▶ [WRITTEN EXERCISE]: All entries must be extracted exactly, with nothing added or dropped.

= = = = =

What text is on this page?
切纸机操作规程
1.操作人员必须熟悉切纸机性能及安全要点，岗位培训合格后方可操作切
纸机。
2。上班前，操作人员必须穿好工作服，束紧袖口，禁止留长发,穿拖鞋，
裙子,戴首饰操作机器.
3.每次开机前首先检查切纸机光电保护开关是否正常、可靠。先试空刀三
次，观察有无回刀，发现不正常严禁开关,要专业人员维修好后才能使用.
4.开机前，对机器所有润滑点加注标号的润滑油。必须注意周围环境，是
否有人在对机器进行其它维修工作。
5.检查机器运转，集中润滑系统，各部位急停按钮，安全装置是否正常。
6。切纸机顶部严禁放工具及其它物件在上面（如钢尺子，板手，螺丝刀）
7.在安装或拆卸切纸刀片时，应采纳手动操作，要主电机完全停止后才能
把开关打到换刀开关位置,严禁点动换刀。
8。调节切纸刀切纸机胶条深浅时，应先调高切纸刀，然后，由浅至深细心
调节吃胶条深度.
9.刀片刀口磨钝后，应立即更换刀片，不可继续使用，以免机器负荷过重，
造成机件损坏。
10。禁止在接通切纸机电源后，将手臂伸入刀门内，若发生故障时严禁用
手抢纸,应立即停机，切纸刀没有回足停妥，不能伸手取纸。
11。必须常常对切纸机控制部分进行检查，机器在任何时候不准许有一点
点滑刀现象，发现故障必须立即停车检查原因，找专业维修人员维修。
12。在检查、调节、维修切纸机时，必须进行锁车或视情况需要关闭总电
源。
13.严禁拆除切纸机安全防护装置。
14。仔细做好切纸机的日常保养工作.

= = = = =

▶ [THE OUTPUT]:
What text is on this page?
切纸机操作规程
1.操作人员必须熟悉切纸机性能及安全要点，岗位培训合格后方可操作切
纸机。
2。上班前，操作人员必须穿好工作服，束紧袖口，禁止留长发,穿拖鞋，
裙子,戴首饰操作机器.
3.每次开机前首先检查切纸机光电保护开关是否正常、可靠。先试空刀三
次，观察有无回刀，发现不正常严禁开关,要专业人员维修好后才能使用.
4.开机前，对机器所有润滑点加注标号的润滑油。必须注意周围环境，是
否有人在对机器进行其它维修工作。
5.检查机器运转，集中润滑系统，各部位急停按钮，安全装置是否正常。
6。切纸机顶部严禁放工具及其它物件在上面（如钢尺子，板手，螺丝刀）
7.在安装或拆卸切纸刀片时，应采纳手动操作，要主电机完全停止后才能
把开关打到换刀开关位置,严禁点动换刀。
8。调节切纸刀切纸机胶条深浅时，应先调高切纸刀，然后，由浅至深细心
调节吃胶条深度.
9.刀片刀口磨钝后，应立即更换刀片，不可继续使用，以免机器负荷过重，
造成机件损坏。
10。禁止在接通切纸机电源后，将手臂伸入刀门内，若发生故障时严禁用
手抢纸,应立即停机，切纸刀没有回足停妥，不能伸手取纸。
11。必须常常对切纸机控制部分进行检查，机器在任何时候不准许有一点
点滑刀现象，发现故障必须立即停车检查原因，找专业维修人员维修。
12。在检查、调节、维修切纸机时，必须进行锁车或视情况需要关闭总电
源。
13.严禁拆除切纸机安全防护装置。
14。仔细做好切纸机的日常保养工作.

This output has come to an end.